Transcribe the records below exactly.
== Dataset entries
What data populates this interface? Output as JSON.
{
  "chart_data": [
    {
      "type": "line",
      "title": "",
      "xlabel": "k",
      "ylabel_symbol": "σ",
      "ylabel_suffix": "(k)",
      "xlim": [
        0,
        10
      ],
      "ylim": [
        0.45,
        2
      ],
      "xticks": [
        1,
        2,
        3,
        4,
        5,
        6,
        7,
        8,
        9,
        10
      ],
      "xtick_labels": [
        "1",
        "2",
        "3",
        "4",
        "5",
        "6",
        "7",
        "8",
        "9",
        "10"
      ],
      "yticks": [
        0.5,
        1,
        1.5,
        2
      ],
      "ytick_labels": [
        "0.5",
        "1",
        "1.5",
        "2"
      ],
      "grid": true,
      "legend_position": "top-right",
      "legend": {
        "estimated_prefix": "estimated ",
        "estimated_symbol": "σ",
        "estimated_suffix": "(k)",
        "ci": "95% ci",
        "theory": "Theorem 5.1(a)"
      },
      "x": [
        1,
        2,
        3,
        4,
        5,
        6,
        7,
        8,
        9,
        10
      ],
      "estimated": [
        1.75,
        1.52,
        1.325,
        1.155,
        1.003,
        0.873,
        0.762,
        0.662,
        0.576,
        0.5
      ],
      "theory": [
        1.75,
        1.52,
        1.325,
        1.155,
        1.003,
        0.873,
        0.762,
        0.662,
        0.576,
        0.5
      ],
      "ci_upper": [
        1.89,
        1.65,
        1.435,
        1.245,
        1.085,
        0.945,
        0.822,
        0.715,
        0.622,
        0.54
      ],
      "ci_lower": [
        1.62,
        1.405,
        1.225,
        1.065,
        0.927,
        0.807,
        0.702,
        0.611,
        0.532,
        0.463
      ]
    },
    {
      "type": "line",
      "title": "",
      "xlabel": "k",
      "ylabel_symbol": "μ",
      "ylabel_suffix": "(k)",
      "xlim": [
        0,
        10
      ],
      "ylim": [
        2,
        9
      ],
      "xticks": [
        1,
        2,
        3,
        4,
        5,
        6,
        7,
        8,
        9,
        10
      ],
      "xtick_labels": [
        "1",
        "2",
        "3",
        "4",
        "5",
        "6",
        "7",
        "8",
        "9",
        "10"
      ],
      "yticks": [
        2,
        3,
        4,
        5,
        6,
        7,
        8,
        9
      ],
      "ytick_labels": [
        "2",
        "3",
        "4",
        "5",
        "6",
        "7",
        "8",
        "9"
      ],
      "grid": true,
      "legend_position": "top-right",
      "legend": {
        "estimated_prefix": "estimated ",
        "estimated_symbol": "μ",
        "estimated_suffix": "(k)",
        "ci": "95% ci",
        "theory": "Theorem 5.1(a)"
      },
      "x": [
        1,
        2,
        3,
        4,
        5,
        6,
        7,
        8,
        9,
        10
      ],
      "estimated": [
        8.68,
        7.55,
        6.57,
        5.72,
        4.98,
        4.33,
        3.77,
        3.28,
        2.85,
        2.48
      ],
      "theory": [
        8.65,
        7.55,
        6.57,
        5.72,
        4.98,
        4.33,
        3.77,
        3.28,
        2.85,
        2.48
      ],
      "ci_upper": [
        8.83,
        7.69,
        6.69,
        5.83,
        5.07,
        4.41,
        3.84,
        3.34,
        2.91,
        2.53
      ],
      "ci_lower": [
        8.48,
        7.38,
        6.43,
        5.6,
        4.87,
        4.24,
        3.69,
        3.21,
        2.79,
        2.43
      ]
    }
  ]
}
====
> [Task response]
What data populates this interface? Output as JSON.
{
  "chart_data": [
    {
      "type": "line",
      "title": "",
      "xlabel": "k",
      "ylabel_symbol": "σ",
      "ylabel_suffix": "(k)",
      "xlim": [
        0,
        10
      ],
      "ylim": [
        0.45,
        2
      ],
      "xticks": [
        1,
        2,
        3,
        4,
        5,
        6,
        7,
        8,
        9,
        10
      ],
      "xtick_labels": [
        "1",
        "2",
        "3",
        "4",
        "5",
        "6",
        "7",
        "8",
        "9",
        "10"
      ],
      "yticks": [
        0.5,
        1,
        1.5,
        2
      ],
      "ytick_labels": [
        "0.5",
        "1",
        "1.5",
        "2"
      ],
      "grid": true,
      "legend_position": "top-right",
      "legend": {
        "estimated_prefix": "estimated ",
        "estimated_symbol": "σ",
        "estimated_suffix": "(k)",
        "ci": "95% ci",
        "theory": "Theorem 5.1(a)"
      },
      "x": [
        1,
        2,
        3,
        4,
        5,
        6,
        7,
        8,
        9,
        10
      ],
      "estimated": [
        1.75,
        1.52,
        1.325,
        1.155,
        1.003,
        0.873,
        0.762,
        0.662,
        0.576,
        0.5
      ],
      "theory": [
        1.75,
        1.52,
        1.325,
        1.155,
        1.003,
        0.873,
        0.762,
        0.662,
        0.576,
        0.5
      ],
      "ci_upper": [
        1.89,
        1.65,
        1.435,
        1.245,
        1.085,
        0.945,
        0.822,
        0.715,
        0.622,
        0.54
      ],
      "ci_lower": [
        1.62,
        1.405,
        1.225,
        1.065,
        0.927,
        0.807,
        0.702,
        0.611,
        0.532,
        0.463
      ]
    },
    {
      "type": "line",
      "title": "",
      "xlabel": "k",
      "ylabel_symbol": "μ",
      "ylabel_suffix": "(k)",
      "xlim": [
        0,
        10
      ],
      "ylim": [
        2,
        9
      ],
      "xticks": [
        1,
        2,
        3,
        4,
        5,
        6,
        7,
        8,
        9,
        10
      ],
      "xtick_labels": [
        "1",
        "2",
        "3",
        "4",
        "5",
        "6",
        "7",
        "8",
        "9",
        "10"
      ],
      "yticks": [
        2,
        3,
        4,
        5,
        6,
        7,
        8,
        9
      ],
      "ytick_labels": [
        "2",
        "3",
        "4",
        "5",
        "6",
        "7",
        "8",
        "9"
      ],
      "grid": true,
      "legend_position": "top-right",
      "legend": {
        "estimated_prefix": "estimated ",
        "estimated_symbol": "μ",
        "estimated_suffix": "(k)",
        "ci": "95% ci",
        "theory": "Theorem 5.1(a)"
      },
      "x": [
        1,
        2,
        3,
        4,
        5,
        6,
        7,
        8,
        9,
        10
      ],
      "estimated": [
        8.68,
        7.55,
        6.57,
        5.72,
        4.98,
        4.33,
        3.77,
        3.28,
        2.85,
        2.48
      ],
      "theory": [
        8.65,
        7.55,
        6.57,
        5.72,
        4.98,
        4.33,
        3.77,
        3.28,
        2.85,
        2.48
      ],
      "ci_upper": [
        8.83,
        7.69,
        6.69,
        5.83,
        5.07,
        4.41,
        3.84,
        3.34,
        2.91,
        2.53
      ],
      "ci_lower": [
        8.48,
        7.38,
        6.43,
        5.6,
        4.87,
        4.24,
        3.69,
        3.21,
        2.79,
        2.43
      ]
    }
  ]
}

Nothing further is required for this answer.